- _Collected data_
-*-
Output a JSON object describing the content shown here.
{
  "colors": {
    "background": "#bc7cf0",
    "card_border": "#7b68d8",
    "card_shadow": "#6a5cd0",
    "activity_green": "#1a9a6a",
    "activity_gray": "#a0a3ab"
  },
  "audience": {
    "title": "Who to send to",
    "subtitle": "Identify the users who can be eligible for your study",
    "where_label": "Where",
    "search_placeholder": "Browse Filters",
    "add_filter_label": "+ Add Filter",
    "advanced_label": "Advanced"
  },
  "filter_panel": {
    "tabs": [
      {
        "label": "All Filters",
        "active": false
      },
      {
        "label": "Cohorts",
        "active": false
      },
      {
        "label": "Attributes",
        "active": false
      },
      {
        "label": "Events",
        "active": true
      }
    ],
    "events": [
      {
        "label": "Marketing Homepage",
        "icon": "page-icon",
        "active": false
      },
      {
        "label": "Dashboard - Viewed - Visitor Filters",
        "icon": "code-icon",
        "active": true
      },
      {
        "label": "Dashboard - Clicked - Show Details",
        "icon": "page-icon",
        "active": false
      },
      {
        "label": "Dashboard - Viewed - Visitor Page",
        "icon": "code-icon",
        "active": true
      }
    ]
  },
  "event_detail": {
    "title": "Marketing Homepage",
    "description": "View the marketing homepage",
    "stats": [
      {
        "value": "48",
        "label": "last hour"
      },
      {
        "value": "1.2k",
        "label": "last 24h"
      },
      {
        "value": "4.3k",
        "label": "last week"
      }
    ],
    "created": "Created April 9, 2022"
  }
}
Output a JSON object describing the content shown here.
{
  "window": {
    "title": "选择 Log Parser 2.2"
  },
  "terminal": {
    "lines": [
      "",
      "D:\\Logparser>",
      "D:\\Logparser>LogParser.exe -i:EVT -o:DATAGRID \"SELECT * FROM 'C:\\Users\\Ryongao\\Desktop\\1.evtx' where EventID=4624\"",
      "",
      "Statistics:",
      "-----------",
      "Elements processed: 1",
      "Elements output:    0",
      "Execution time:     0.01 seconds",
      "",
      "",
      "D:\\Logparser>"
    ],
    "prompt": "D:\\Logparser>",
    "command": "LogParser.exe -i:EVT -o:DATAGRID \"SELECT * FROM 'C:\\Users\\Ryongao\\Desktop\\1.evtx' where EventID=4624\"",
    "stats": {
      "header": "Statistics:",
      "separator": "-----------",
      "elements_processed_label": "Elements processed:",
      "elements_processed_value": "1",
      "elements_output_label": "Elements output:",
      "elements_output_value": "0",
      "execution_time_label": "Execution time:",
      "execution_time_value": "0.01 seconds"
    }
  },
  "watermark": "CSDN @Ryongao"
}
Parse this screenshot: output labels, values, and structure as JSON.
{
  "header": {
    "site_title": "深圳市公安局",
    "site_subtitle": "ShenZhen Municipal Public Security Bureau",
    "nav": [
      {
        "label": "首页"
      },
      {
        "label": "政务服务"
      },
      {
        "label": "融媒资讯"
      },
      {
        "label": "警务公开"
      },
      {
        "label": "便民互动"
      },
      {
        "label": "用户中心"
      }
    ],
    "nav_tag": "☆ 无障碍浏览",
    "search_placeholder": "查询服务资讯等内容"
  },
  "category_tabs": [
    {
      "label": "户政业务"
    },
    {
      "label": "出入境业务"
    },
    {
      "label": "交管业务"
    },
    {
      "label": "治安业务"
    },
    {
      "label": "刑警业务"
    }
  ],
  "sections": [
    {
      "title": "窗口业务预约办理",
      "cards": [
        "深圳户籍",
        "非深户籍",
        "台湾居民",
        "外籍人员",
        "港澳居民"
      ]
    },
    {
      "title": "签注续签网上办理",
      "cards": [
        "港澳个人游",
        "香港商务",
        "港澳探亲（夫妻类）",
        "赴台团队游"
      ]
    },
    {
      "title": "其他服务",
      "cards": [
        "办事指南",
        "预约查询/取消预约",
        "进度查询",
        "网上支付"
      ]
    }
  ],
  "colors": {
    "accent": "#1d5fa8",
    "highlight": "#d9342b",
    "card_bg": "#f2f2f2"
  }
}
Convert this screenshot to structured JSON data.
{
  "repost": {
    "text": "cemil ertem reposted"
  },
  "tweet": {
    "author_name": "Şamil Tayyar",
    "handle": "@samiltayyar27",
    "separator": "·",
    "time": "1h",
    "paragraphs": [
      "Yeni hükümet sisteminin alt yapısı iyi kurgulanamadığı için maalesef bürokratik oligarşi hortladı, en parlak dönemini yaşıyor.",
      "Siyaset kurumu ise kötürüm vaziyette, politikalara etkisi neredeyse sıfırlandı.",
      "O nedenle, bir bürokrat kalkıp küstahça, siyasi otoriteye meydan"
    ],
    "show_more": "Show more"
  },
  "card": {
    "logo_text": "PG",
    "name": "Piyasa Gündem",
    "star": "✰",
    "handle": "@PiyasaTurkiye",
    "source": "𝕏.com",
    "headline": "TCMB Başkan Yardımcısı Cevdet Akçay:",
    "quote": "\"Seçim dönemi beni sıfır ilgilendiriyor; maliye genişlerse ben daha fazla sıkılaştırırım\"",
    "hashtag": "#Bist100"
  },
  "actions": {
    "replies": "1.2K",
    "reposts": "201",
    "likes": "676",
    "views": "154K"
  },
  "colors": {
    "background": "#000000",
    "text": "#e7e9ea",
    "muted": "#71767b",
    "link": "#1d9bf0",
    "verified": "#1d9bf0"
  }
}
-*-
- _Directions_
Indicate how many lines of the material contain the string "FROM", giving the number and nothing more.

- _Full response_
2